## Work request:
Filter the entries below, keeping only lines with the word "Normalized".
Source material Start Marker
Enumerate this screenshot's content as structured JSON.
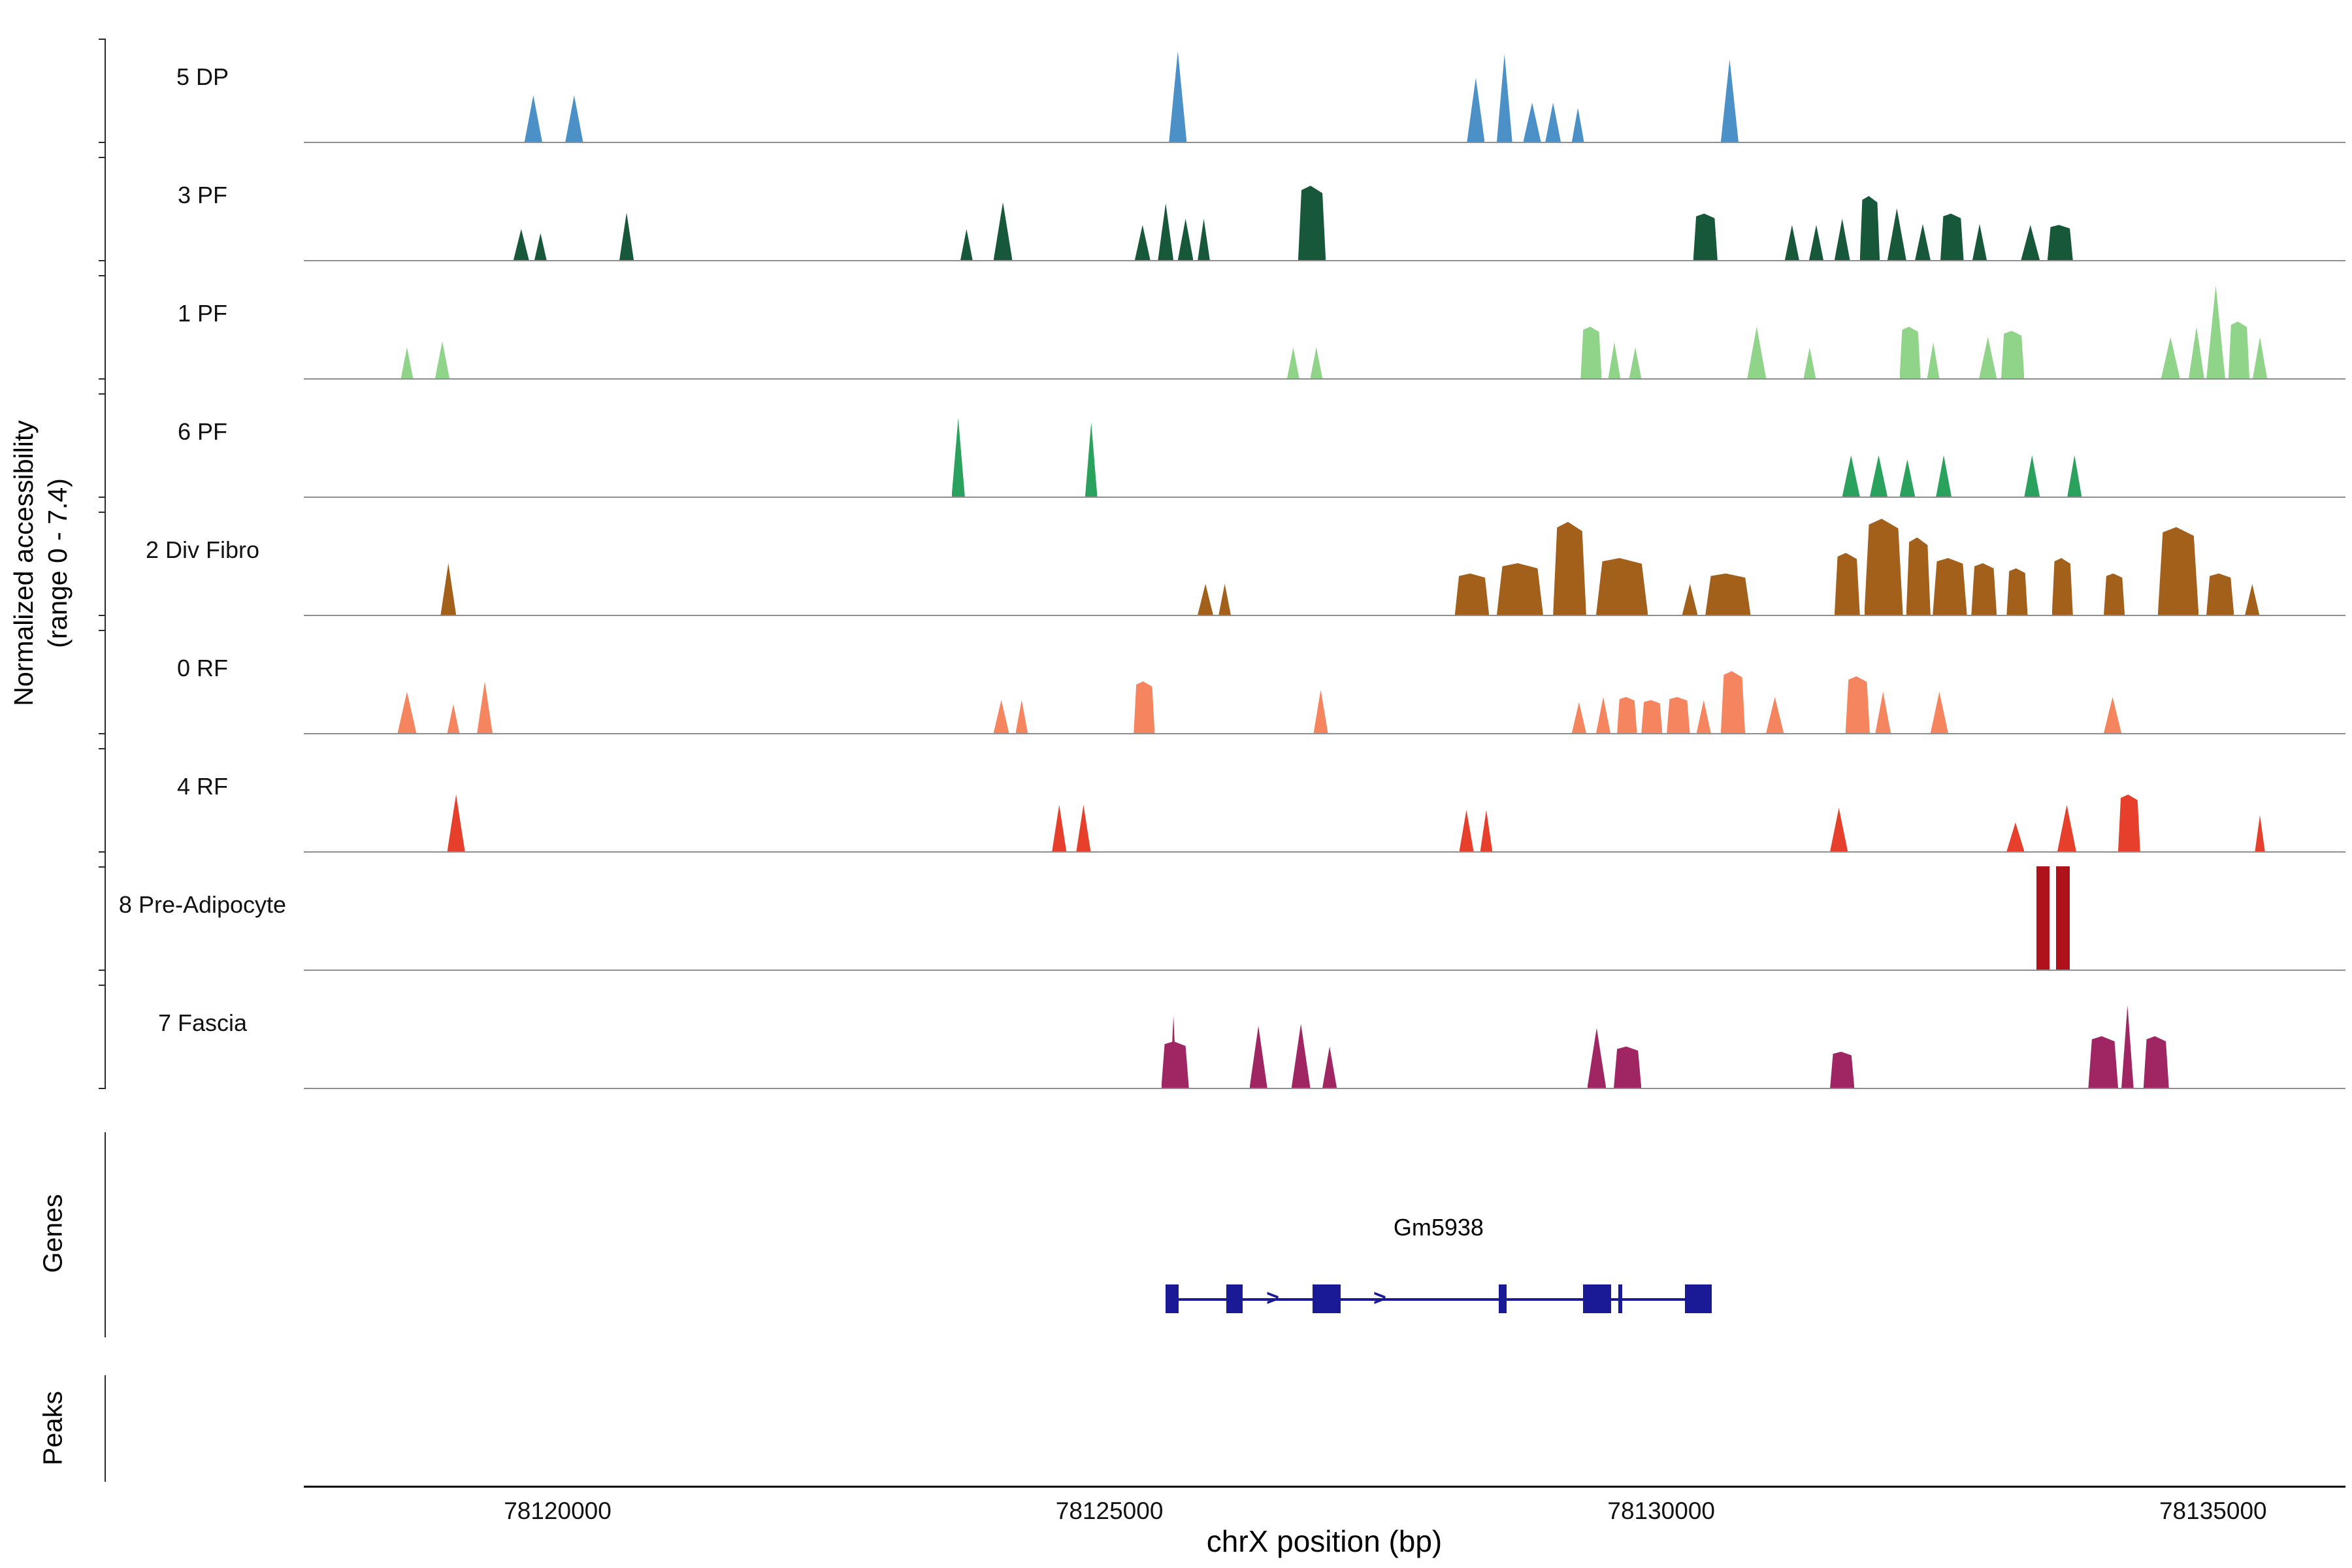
{
  "labels": {
    "y_axis_line1": "Normalized accessibility",
    "y_axis_line2": "(range 0 - 7.4)",
    "genes_section": "Genes",
    "peaks_section": "Peaks"
  },
  "chart_data": {
    "type": "area",
    "title": "",
    "xlabel": "chrX position (bp)",
    "ylabel": "Normalized accessibility (range 0 - 7.4)",
    "ylim": [
      0,
      7.4
    ],
    "x_domain": [
      78117700,
      78136200
    ],
    "x_ticks": [
      78120000,
      78125000,
      78130000,
      78135000
    ],
    "x_tick_labels": [
      "78120000",
      "78125000",
      "78130000",
      "78135000"
    ],
    "legend": "none",
    "grid": false,
    "tracks": [
      {
        "label": "5 DP",
        "color": "#4b90c6",
        "peaks": [
          [
            78119700,
            78119860,
            0.45
          ],
          [
            78120070,
            78120230,
            0.45
          ],
          [
            78125540,
            78125700,
            0.88
          ],
          [
            78128240,
            78128400,
            0.62
          ],
          [
            78128510,
            78128650,
            0.85
          ],
          [
            78128750,
            78128910,
            0.38
          ],
          [
            78128950,
            78129090,
            0.38
          ],
          [
            78129190,
            78129300,
            0.33
          ],
          [
            78130540,
            78130700,
            0.8
          ]
        ]
      },
      {
        "label": "3 PF",
        "color": "#17573a",
        "peaks": [
          [
            78119600,
            78119740,
            0.3
          ],
          [
            78119790,
            78119900,
            0.26
          ],
          [
            78120560,
            78120690,
            0.46
          ],
          [
            78123650,
            78123760,
            0.3
          ],
          [
            78123950,
            78124120,
            0.56
          ],
          [
            78125230,
            78125370,
            0.34
          ],
          [
            78125440,
            78125580,
            0.55
          ],
          [
            78125620,
            78125760,
            0.4
          ],
          [
            78125800,
            78125910,
            0.4
          ],
          [
            78126710,
            78126960,
            0.72
          ],
          [
            78130290,
            78130510,
            0.45
          ],
          [
            78131120,
            78131250,
            0.34
          ],
          [
            78131340,
            78131470,
            0.34
          ],
          [
            78131570,
            78131710,
            0.4
          ],
          [
            78131800,
            78131980,
            0.62
          ],
          [
            78132050,
            78132220,
            0.5
          ],
          [
            78132300,
            78132440,
            0.35
          ],
          [
            78132530,
            78132740,
            0.45
          ],
          [
            78132820,
            78132950,
            0.35
          ],
          [
            78133260,
            78133430,
            0.34
          ],
          [
            78133500,
            78133730,
            0.34
          ]
        ]
      },
      {
        "label": "1 PF",
        "color": "#8fd488",
        "peaks": [
          [
            78118580,
            78118690,
            0.3
          ],
          [
            78118890,
            78119020,
            0.36
          ],
          [
            78126610,
            78126720,
            0.3
          ],
          [
            78126820,
            78126930,
            0.3
          ],
          [
            78129270,
            78129460,
            0.5
          ],
          [
            78129520,
            78129630,
            0.35
          ],
          [
            78129710,
            78129820,
            0.3
          ],
          [
            78130780,
            78130950,
            0.5
          ],
          [
            78131290,
            78131400,
            0.3
          ],
          [
            78132160,
            78132350,
            0.5
          ],
          [
            78132410,
            78132520,
            0.35
          ],
          [
            78132880,
            78133040,
            0.4
          ],
          [
            78133080,
            78133290,
            0.46
          ],
          [
            78134530,
            78134700,
            0.4
          ],
          [
            78134780,
            78134920,
            0.5
          ],
          [
            78134940,
            78135110,
            0.9
          ],
          [
            78135140,
            78135330,
            0.55
          ],
          [
            78135360,
            78135490,
            0.4
          ]
        ]
      },
      {
        "label": "6 PF",
        "color": "#2aa25d",
        "peaks": [
          [
            78123570,
            78123690,
            0.76
          ],
          [
            78124780,
            78124890,
            0.72
          ],
          [
            78131640,
            78131800,
            0.4
          ],
          [
            78131890,
            78132050,
            0.4
          ],
          [
            78132160,
            78132300,
            0.36
          ],
          [
            78132490,
            78132630,
            0.4
          ],
          [
            78133290,
            78133430,
            0.4
          ],
          [
            78133680,
            78133810,
            0.4
          ]
        ]
      },
      {
        "label": "2 Div Fibro",
        "color": "#a2601b",
        "peaks": [
          [
            78118940,
            78119080,
            0.5
          ],
          [
            78125800,
            78125940,
            0.3
          ],
          [
            78125990,
            78126100,
            0.3
          ],
          [
            78128130,
            78128440,
            0.4
          ],
          [
            78128510,
            78128930,
            0.5
          ],
          [
            78129020,
            78129320,
            0.9
          ],
          [
            78129410,
            78129880,
            0.55
          ],
          [
            78130190,
            78130330,
            0.3
          ],
          [
            78130400,
            78130810,
            0.4
          ],
          [
            78131570,
            78131800,
            0.6
          ],
          [
            78131840,
            78132190,
            0.93
          ],
          [
            78132220,
            78132440,
            0.75
          ],
          [
            78132460,
            78132770,
            0.55
          ],
          [
            78132810,
            78133040,
            0.5
          ],
          [
            78133130,
            78133320,
            0.45
          ],
          [
            78133540,
            78133730,
            0.55
          ],
          [
            78134010,
            78134200,
            0.4
          ],
          [
            78134500,
            78134870,
            0.85
          ],
          [
            78134940,
            78135190,
            0.4
          ],
          [
            78135290,
            78135420,
            0.3
          ]
        ]
      },
      {
        "label": "0 RF",
        "color": "#f5855f",
        "peaks": [
          [
            78118550,
            78118720,
            0.4
          ],
          [
            78119000,
            78119110,
            0.28
          ],
          [
            78119270,
            78119410,
            0.5
          ],
          [
            78123950,
            78124090,
            0.32
          ],
          [
            78124150,
            78124260,
            0.32
          ],
          [
            78125220,
            78125410,
            0.5
          ],
          [
            78126850,
            78126980,
            0.42
          ],
          [
            78129190,
            78129320,
            0.3
          ],
          [
            78129410,
            78129540,
            0.35
          ],
          [
            78129600,
            78129780,
            0.35
          ],
          [
            78129820,
            78130010,
            0.32
          ],
          [
            78130050,
            78130260,
            0.35
          ],
          [
            78130320,
            78130450,
            0.32
          ],
          [
            78130540,
            78130760,
            0.6
          ],
          [
            78130950,
            78131110,
            0.35
          ],
          [
            78131670,
            78131890,
            0.55
          ],
          [
            78131940,
            78132080,
            0.4
          ],
          [
            78132440,
            78132600,
            0.4
          ],
          [
            78134010,
            78134170,
            0.35
          ]
        ]
      },
      {
        "label": "4 RF",
        "color": "#e6402d",
        "peaks": [
          [
            78119000,
            78119160,
            0.55
          ],
          [
            78124480,
            78124610,
            0.45
          ],
          [
            78124700,
            78124830,
            0.45
          ],
          [
            78128170,
            78128300,
            0.4
          ],
          [
            78128360,
            78128470,
            0.4
          ],
          [
            78131530,
            78131690,
            0.42
          ],
          [
            78133130,
            78133290,
            0.28
          ],
          [
            78133590,
            78133760,
            0.45
          ],
          [
            78134140,
            78134340,
            0.55
          ],
          [
            78135380,
            78135470,
            0.35
          ]
        ]
      },
      {
        "label": "8 Pre-Adipocyte",
        "color": "#b0121c",
        "peaks": [
          [
            78133400,
            78133520,
            1.0,
            "rect"
          ],
          [
            78133580,
            78133700,
            1.0,
            "rect"
          ]
        ]
      },
      {
        "label": "7 Fascia",
        "color": "#a02563",
        "peaks": [
          [
            78125470,
            78125720,
            0.45
          ],
          [
            78125550,
            78125610,
            0.7
          ],
          [
            78126270,
            78126430,
            0.6
          ],
          [
            78126650,
            78126820,
            0.62
          ],
          [
            78126930,
            78127060,
            0.4
          ],
          [
            78129330,
            78129500,
            0.58
          ],
          [
            78129570,
            78129820,
            0.4
          ],
          [
            78131530,
            78131750,
            0.35
          ],
          [
            78133870,
            78134140,
            0.5
          ],
          [
            78134170,
            78134280,
            0.8
          ],
          [
            78134370,
            78134600,
            0.5
          ]
        ]
      }
    ],
    "gene": {
      "name": "Gm5938",
      "color": "#1a1a96",
      "strand": "+",
      "arrow_glyph": ">",
      "start": 78125510,
      "end": 78130455,
      "exons": [
        [
          78125510,
          78125625
        ],
        [
          78126060,
          78126205
        ],
        [
          78126840,
          78127095
        ],
        [
          78128525,
          78128600
        ],
        [
          78129290,
          78129545
        ],
        [
          78129610,
          78129640
        ],
        [
          78130215,
          78130455
        ]
      ],
      "arrows": [
        78126480,
        78127450
      ]
    },
    "peaks_track": []
  }
}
Source material End Marker
## Output for this exercise:
    "y_axis_line1": "Normalized accessibility",
    "ylabel": "Normalized accessibility (range 0 - 7.4)",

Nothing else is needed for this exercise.